··· INFORMATION SUPPLIED ···

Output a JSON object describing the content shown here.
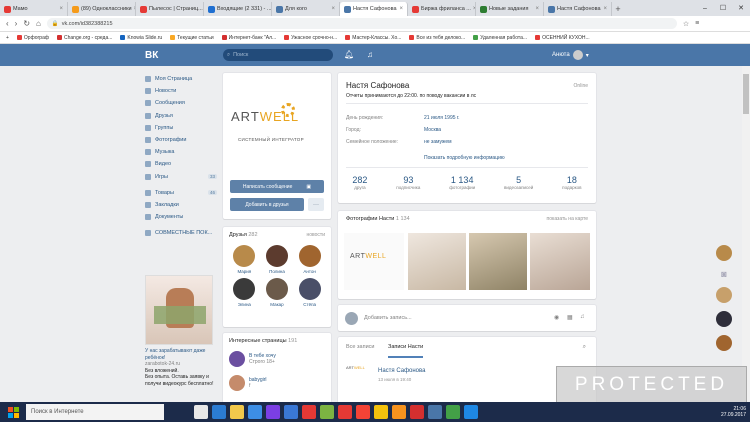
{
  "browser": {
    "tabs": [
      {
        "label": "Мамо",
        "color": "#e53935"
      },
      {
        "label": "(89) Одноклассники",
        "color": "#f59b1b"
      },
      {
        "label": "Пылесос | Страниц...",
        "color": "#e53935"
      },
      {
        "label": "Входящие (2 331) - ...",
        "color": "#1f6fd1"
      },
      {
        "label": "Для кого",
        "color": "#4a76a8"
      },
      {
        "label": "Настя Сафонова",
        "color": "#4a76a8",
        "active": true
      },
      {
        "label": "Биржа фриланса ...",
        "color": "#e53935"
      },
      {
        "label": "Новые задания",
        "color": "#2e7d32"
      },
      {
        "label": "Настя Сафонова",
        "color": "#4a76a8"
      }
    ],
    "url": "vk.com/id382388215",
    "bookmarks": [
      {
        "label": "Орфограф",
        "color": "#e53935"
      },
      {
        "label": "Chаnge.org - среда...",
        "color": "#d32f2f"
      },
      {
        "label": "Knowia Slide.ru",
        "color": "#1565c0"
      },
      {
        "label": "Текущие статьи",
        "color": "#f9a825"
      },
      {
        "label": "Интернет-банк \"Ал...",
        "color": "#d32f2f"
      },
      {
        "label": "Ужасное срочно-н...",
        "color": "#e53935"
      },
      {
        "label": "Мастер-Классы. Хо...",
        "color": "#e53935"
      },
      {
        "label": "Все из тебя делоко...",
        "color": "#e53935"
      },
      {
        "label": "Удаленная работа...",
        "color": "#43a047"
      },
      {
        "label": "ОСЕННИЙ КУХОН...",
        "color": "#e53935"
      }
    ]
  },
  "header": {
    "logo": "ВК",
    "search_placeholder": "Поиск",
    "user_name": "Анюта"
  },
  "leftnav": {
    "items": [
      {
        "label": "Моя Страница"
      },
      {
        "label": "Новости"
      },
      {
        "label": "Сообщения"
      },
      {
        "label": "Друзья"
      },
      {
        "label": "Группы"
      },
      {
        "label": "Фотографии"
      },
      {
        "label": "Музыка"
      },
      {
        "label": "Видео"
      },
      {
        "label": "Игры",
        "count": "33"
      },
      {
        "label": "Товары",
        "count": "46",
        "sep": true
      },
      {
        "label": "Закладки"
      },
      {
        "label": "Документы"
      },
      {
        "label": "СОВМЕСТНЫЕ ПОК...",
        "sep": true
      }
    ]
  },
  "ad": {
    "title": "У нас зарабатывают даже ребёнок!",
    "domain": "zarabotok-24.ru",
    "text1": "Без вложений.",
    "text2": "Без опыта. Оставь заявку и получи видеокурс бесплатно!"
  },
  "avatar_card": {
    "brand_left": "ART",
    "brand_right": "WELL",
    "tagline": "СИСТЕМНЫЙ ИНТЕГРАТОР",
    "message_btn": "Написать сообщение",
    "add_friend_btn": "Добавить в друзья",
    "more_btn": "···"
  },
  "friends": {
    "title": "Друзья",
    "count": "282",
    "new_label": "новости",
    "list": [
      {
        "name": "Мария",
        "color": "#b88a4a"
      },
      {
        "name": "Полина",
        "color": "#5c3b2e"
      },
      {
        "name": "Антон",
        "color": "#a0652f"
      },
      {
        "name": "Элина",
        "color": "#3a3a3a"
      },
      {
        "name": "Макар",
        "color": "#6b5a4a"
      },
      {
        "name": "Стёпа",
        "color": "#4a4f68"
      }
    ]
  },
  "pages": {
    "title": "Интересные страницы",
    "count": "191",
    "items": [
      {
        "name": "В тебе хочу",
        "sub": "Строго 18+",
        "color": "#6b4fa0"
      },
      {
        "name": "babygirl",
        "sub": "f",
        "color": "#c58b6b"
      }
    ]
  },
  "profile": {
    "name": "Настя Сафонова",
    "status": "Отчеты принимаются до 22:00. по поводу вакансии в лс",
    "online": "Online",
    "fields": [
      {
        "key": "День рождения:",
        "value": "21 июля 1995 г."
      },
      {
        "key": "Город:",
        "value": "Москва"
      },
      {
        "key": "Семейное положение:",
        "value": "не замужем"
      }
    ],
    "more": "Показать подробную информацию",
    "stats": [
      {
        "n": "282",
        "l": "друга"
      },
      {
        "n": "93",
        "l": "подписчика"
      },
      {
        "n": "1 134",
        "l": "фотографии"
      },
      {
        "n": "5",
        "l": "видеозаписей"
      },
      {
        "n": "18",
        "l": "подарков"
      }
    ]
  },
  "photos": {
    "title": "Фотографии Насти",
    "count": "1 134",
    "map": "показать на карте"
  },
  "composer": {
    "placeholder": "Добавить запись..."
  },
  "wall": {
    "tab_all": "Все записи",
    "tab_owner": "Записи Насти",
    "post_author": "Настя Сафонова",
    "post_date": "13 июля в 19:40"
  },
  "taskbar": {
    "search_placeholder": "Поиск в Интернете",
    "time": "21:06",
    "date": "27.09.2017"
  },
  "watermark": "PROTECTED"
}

···
··· INFORMATION SUPPLIED ···

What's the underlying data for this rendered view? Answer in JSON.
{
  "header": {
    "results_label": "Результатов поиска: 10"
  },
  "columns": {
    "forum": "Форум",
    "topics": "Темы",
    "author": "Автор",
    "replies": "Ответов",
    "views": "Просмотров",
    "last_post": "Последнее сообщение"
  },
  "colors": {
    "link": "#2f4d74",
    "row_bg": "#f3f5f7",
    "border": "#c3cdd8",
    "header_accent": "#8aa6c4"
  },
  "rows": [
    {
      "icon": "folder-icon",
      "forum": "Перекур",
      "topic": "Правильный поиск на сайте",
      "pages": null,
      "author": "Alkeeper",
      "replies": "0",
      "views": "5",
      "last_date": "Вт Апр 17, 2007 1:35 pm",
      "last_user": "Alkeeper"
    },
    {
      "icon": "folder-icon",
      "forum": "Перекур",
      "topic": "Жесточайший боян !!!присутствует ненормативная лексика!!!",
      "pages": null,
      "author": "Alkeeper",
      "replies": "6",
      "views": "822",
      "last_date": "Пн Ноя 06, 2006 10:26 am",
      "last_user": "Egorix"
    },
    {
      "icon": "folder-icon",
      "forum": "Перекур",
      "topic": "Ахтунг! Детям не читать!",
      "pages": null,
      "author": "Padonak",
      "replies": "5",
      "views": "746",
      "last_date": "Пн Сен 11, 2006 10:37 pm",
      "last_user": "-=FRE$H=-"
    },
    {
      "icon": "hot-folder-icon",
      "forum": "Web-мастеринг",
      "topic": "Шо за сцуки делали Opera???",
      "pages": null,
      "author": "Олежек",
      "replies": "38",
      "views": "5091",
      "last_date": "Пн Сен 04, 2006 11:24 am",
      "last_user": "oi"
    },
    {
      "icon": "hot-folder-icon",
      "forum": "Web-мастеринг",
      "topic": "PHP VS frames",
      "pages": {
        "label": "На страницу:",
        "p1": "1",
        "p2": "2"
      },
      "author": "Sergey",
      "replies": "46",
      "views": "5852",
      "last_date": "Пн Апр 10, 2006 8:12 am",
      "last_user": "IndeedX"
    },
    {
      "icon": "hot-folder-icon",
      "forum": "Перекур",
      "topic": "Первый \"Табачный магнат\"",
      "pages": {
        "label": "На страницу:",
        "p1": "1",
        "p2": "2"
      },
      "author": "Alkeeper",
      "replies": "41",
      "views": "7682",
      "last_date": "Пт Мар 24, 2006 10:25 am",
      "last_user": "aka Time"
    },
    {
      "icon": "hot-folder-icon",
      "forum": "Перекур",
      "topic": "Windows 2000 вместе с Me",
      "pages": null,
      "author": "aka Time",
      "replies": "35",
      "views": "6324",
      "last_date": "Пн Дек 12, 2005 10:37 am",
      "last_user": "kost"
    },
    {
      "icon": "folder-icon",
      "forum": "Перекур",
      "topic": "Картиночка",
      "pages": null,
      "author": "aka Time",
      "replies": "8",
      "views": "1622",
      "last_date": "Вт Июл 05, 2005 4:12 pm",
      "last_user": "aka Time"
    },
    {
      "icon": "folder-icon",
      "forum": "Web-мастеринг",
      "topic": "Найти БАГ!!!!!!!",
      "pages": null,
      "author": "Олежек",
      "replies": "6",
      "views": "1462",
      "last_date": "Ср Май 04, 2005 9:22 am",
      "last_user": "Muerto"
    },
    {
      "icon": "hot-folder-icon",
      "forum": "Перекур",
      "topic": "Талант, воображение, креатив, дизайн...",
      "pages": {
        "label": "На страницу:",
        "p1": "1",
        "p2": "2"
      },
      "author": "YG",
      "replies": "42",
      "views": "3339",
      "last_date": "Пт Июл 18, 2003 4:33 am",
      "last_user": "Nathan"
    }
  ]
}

···
··· INFORMATION SUPPLIED ···

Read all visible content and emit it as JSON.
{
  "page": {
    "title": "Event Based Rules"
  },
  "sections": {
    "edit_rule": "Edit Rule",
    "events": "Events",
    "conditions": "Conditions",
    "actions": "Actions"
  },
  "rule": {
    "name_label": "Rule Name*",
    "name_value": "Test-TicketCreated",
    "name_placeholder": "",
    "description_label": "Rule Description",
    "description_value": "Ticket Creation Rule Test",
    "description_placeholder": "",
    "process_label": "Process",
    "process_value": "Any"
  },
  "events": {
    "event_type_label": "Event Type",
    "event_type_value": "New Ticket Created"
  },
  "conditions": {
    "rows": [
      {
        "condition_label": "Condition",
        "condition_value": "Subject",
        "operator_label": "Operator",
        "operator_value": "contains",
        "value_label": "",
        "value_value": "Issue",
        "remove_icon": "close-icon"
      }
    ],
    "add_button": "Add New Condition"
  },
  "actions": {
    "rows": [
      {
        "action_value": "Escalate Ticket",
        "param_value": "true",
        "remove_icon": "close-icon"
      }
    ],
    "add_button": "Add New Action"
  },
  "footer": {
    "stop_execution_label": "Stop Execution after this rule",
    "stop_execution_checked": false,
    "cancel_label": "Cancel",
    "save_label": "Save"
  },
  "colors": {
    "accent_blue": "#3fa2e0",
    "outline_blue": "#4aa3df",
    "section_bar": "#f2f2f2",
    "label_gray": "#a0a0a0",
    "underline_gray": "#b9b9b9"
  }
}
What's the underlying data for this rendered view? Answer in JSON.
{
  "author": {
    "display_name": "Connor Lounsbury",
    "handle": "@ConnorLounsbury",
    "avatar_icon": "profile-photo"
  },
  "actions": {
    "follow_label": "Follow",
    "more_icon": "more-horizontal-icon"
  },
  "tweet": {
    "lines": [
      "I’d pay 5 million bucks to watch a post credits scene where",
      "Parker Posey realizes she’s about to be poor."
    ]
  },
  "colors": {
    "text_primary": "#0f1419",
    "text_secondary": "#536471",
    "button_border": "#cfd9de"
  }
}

···

- [BRIEF]: Tell how many lines of the data above hold the string "Сафонова". Give only the number.

- [ANSWER BELOW]: 4